(Collected data entries)

[start]

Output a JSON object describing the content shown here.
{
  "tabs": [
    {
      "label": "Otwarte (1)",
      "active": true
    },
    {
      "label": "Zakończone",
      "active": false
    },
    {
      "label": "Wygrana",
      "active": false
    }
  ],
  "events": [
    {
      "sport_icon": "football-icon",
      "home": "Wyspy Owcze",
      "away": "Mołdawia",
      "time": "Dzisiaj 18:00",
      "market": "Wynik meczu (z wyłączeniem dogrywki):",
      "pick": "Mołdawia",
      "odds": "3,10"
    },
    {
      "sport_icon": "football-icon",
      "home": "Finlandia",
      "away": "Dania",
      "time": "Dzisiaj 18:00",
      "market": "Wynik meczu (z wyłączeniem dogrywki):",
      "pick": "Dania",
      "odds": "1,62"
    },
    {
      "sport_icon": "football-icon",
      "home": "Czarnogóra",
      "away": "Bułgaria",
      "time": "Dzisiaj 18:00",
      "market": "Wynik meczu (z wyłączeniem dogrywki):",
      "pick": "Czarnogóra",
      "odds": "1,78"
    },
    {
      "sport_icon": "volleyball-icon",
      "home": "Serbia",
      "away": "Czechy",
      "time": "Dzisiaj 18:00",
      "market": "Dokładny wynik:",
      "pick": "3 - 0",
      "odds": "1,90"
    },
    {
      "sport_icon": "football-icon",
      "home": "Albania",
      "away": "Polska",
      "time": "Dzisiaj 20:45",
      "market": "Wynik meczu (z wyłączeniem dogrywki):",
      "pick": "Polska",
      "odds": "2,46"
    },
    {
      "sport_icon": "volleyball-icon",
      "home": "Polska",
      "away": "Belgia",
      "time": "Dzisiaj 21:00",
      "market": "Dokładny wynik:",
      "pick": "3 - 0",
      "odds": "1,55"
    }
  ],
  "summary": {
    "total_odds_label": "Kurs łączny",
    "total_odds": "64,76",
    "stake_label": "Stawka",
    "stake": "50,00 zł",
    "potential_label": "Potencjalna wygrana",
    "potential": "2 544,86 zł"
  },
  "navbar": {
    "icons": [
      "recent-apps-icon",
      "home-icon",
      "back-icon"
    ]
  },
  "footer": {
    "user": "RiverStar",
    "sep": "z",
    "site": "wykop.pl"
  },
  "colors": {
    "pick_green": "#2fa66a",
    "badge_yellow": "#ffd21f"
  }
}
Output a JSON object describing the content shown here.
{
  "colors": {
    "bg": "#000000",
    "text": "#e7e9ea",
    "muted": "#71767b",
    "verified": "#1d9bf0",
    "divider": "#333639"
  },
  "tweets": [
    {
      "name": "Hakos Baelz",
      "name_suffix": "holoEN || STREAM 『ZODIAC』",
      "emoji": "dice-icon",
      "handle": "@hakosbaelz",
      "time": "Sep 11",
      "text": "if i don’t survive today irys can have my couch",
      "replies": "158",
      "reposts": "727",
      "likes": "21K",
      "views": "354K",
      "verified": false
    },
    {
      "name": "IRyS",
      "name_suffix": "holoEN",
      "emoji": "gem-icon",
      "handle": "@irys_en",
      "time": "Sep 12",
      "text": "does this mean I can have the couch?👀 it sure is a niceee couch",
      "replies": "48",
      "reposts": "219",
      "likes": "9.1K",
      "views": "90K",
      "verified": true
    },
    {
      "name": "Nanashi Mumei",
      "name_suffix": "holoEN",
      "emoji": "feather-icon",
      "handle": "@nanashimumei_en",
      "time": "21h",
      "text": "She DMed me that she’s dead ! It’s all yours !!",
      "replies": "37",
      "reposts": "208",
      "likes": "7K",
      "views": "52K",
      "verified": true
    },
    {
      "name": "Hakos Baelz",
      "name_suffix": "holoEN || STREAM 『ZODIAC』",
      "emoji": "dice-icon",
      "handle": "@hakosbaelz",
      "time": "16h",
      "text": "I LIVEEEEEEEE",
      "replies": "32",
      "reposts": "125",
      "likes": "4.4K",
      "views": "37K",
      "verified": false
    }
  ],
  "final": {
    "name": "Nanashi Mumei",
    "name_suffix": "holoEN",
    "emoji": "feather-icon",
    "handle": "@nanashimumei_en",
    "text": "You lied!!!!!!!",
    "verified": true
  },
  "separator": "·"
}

[end]

Your task is to quote the listing above word for word.

Output a JSON object describing the content shown here.
{
  "tabs": [
    {
      "label": "Otwarte (1)",
      "active": true
    },
    {
      "label": "Zakończone",
      "active": false
    },
    {
      "label": "Wygrana",
      "active": false
    }
  ],
  "events": [
    {
      "sport_icon": "football-icon",
      "home": "Wyspy Owcze",
      "away": "Mołdawia",
      "time": "Dzisiaj 18:00",
      "market": "Wynik meczu (z wyłączeniem dogrywki):",
      "pick": "Mołdawia",
      "odds": "3,10"
    },
    {
      "sport_icon": "football-icon",
      "home": "Finlandia",
      "away": "Dania",
      "time": "Dzisiaj 18:00",
      "market": "Wynik meczu (z wyłączeniem dogrywki):",
      "pick": "Dania",
      "odds": "1,62"
    },
    {
      "sport_icon": "football-icon",
      "home": "Czarnogóra",
      "away": "Bułgaria",
      "time": "Dzisiaj 18:00",
      "market": "Wynik meczu (z wyłączeniem dogrywki):",
      "pick": "Czarnogóra",
      "odds": "1,78"
    },
    {
      "sport_icon": "volleyball-icon",
      "home": "Serbia",
      "away": "Czechy",
      "time": "Dzisiaj 18:00",
      "market": "Dokładny wynik:",
      "pick": "3 - 0",
      "odds": "1,90"
    },
    {
      "sport_icon": "football-icon",
      "home": "Albania",
      "away": "Polska",
      "time": "Dzisiaj 20:45",
      "market": "Wynik meczu (z wyłączeniem dogrywki):",
      "pick": "Polska",
      "odds": "2,46"
    },
    {
      "sport_icon": "volleyball-icon",
      "home": "Polska",
      "away": "Belgia",
      "time": "Dzisiaj 21:00",
      "market": "Dokładny wynik:",
      "pick": "3 - 0",
      "odds": "1,55"
    }
  ],
  "summary": {
    "total_odds_label": "Kurs łączny",
    "total_odds": "64,76",
    "stake_label": "Stawka",
    "stake": "50,00 zł",
    "potential_label": "Potencjalna wygrana",
    "potential": "2 544,86 zł"
  },
  "navbar": {
    "icons": [
      "recent-apps-icon",
      "home-icon",
      "back-icon"
    ]
  },
  "footer": {
    "user": "RiverStar",
    "sep": "z",
    "site": "wykop.pl"
  },
  "colors": {
    "pick_green": "#2fa66a",
    "badge_yellow": "#ffd21f"
  }
}
Output a JSON object describing the content shown here.
{
  "colors": {
    "bg": "#000000",
    "text": "#e7e9ea",
    "muted": "#71767b",
    "verified": "#1d9bf0",
    "divider": "#333639"
  },
  "tweets": [
    {
      "name": "Hakos Baelz",
      "name_suffix": "holoEN || STREAM 『ZODIAC』",
      "emoji": "dice-icon",
      "handle": "@hakosbaelz",
      "time": "Sep 11",
      "text": "if i don’t survive today irys can have my couch",
      "replies": "158",
      "reposts": "727",
      "likes": "21K",
      "views": "354K",
      "verified": false
    },
    {
      "name": "IRyS",
      "name_suffix": "holoEN",
      "emoji": "gem-icon",
      "handle": "@irys_en",
      "time": "Sep 12",
      "text": "does this mean I can have the couch?👀 it sure is a niceee couch",
      "replies": "48",
      "reposts": "219",
      "likes": "9.1K",
      "views": "90K",
      "verified": true
    },
    {
      "name": "Nanashi Mumei",
      "name_suffix": "holoEN",
      "emoji": "feather-icon",
      "handle": "@nanashimumei_en",
      "time": "21h",
      "text": "She DMed me that she’s dead ! It’s all yours !!",
      "replies": "37",
      "reposts": "208",
      "likes": "7K",
      "views": "52K",
      "verified": true
    },
    {
      "name": "Hakos Baelz",
      "name_suffix": "holoEN || STREAM 『ZODIAC』",
      "emoji": "dice-icon",
      "handle": "@hakosbaelz",
      "time": "16h",
      "text": "I LIVEEEEEEEE",
      "replies": "32",
      "reposts": "125",
      "likes": "4.4K",
      "views": "37K",
      "verified": false
    }
  ],
  "final": {
    "name": "Nanashi Mumei",
    "name_suffix": "holoEN",
    "emoji": "feather-icon",
    "handle": "@nanashimumei_en",
    "text": "You lied!!!!!!!",
    "verified": true
  },
  "separator": "·"
}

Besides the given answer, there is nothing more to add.